(Your task)
All of the records below need to be written out exactly, but without the pictures.

(Material provided)
--- START ---

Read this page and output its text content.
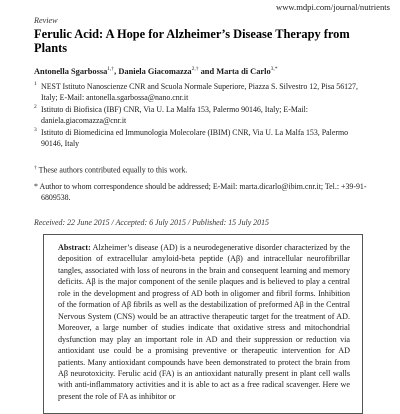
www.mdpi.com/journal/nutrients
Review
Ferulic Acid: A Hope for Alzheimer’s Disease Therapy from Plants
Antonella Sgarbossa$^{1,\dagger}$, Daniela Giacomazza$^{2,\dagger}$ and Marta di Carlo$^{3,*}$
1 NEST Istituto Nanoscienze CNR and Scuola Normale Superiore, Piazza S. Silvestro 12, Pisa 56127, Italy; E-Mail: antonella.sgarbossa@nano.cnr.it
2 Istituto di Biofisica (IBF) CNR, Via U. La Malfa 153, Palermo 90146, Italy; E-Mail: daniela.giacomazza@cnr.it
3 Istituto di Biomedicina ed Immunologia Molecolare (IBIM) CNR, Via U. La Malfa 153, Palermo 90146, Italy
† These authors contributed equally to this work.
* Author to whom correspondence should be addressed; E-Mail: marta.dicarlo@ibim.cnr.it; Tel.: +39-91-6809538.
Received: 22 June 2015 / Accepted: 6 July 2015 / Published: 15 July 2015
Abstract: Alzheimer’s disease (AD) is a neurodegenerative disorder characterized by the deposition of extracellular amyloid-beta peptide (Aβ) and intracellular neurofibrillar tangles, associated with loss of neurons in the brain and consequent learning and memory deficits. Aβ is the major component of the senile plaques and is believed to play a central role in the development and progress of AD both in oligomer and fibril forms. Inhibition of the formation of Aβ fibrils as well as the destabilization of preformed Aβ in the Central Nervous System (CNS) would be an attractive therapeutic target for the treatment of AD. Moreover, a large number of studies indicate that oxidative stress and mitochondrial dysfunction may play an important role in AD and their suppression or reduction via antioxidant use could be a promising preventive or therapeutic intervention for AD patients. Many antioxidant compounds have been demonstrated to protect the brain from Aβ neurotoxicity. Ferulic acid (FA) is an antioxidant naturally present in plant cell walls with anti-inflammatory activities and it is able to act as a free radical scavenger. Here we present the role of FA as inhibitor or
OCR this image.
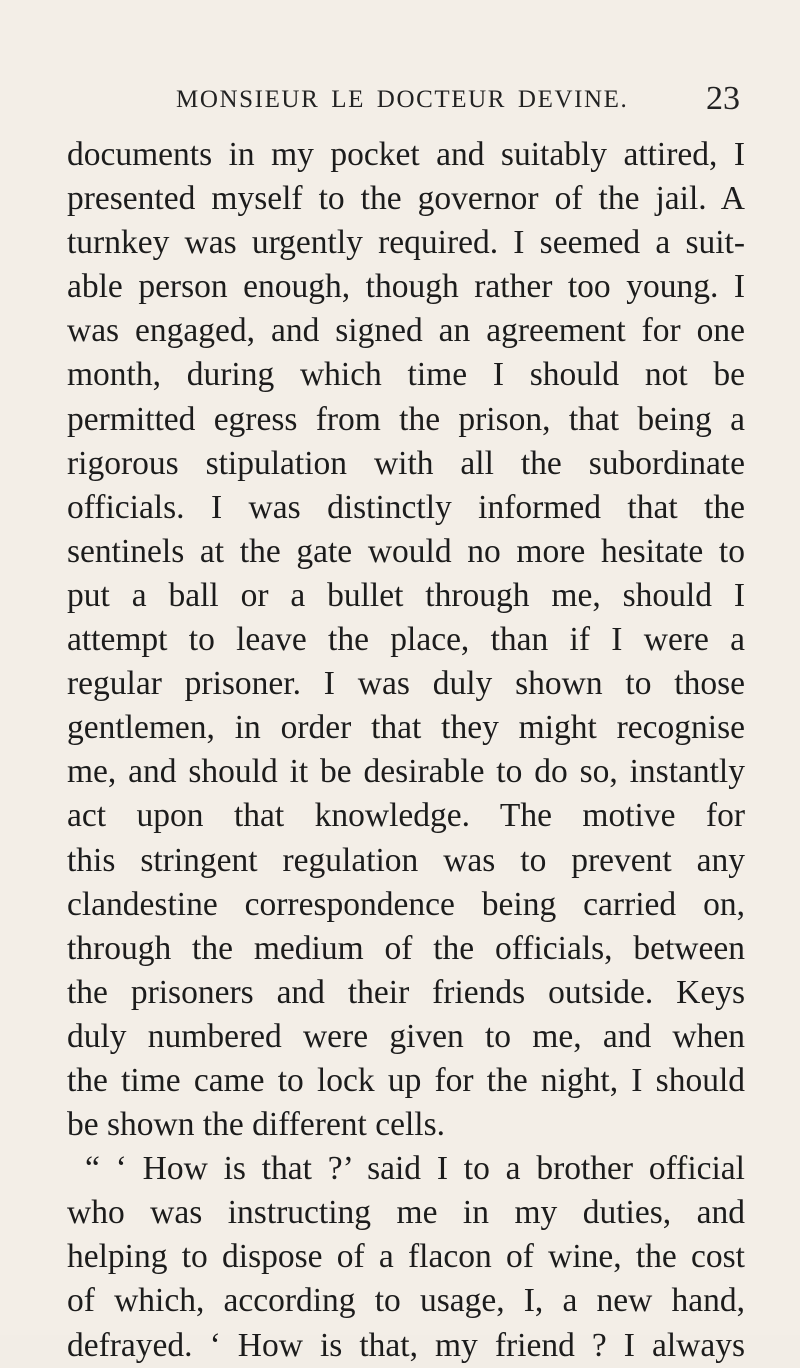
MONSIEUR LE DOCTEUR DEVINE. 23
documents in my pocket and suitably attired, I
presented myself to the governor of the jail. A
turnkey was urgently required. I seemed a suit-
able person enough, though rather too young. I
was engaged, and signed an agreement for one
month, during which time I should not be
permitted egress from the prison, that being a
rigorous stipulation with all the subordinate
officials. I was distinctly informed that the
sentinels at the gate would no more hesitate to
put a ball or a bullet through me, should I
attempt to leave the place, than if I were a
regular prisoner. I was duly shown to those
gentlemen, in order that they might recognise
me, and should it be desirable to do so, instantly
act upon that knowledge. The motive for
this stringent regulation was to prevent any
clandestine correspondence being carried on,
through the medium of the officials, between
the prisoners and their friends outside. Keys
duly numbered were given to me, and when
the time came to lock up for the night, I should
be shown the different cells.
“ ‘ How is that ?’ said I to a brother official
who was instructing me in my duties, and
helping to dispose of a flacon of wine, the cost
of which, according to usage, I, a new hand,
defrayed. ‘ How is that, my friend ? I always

--- END ---

(The answer)
Read this page and output its text content.
www.mdpi.com/journal/nutrients
Review
Ferulic Acid: A Hope for Alzheimer’s Disease Therapy from Plants
Antonella Sgarbossa$^{1,\dagger}$, Daniela Giacomazza$^{2,\dagger}$ and Marta di Carlo$^{3,*}$
1 NEST Istituto Nanoscienze CNR and Scuola Normale Superiore, Piazza S. Silvestro 12, Pisa 56127, Italy; E-Mail: antonella.sgarbossa@nano.cnr.it
2 Istituto di Biofisica (IBF) CNR, Via U. La Malfa 153, Palermo 90146, Italy; E-Mail: daniela.giacomazza@cnr.it
3 Istituto di Biomedicina ed Immunologia Molecolare (IBIM) CNR, Via U. La Malfa 153, Palermo 90146, Italy
† These authors contributed equally to this work.
* Author to whom correspondence should be addressed; E-Mail: marta.dicarlo@ibim.cnr.it; Tel.: +39-91-6809538.
Received: 22 June 2015 / Accepted: 6 July 2015 / Published: 15 July 2015
Abstract: Alzheimer’s disease (AD) is a neurodegenerative disorder characterized by the deposition of extracellular amyloid-beta peptide (Aβ) and intracellular neurofibrillar tangles, associated with loss of neurons in the brain and consequent learning and memory deficits. Aβ is the major component of the senile plaques and is believed to play a central role in the development and progress of AD both in oligomer and fibril forms. Inhibition of the formation of Aβ fibrils as well as the destabilization of preformed Aβ in the Central Nervous System (CNS) would be an attractive therapeutic target for the treatment of AD. Moreover, a large number of studies indicate that oxidative stress and mitochondrial dysfunction may play an important role in AD and their suppression or reduction via antioxidant use could be a promising preventive or therapeutic intervention for AD patients. Many antioxidant compounds have been demonstrated to protect the brain from Aβ neurotoxicity. Ferulic acid (FA) is an antioxidant naturally present in plant cell walls with anti-inflammatory activities and it is able to act as a free radical scavenger. Here we present the role of FA as inhibitor or
OCR this image.
MONSIEUR LE DOCTEUR DEVINE. 23
documents in my pocket and suitably attired, I
presented myself to the governor of the jail. A
turnkey was urgently required. I seemed a suit-
able person enough, though rather too young. I
was engaged, and signed an agreement for one
month, during which time I should not be
permitted egress from the prison, that being a
rigorous stipulation with all the subordinate
officials. I was distinctly informed that the
sentinels at the gate would no more hesitate to
put a ball or a bullet through me, should I
attempt to leave the place, than if I were a
regular prisoner. I was duly shown to those
gentlemen, in order that they might recognise
me, and should it be desirable to do so, instantly
act upon that knowledge. The motive for
this stringent regulation was to prevent any
clandestine correspondence being carried on,
through the medium of the officials, between
the prisoners and their friends outside. Keys
duly numbered were given to me, and when
the time came to lock up for the night, I should
be shown the different cells.
“ ‘ How is that ?’ said I to a brother official
who was instructing me in my duties, and
helping to dispose of a flacon of wine, the cost
of which, according to usage, I, a new hand,
defrayed. ‘ How is that, my friend ? I always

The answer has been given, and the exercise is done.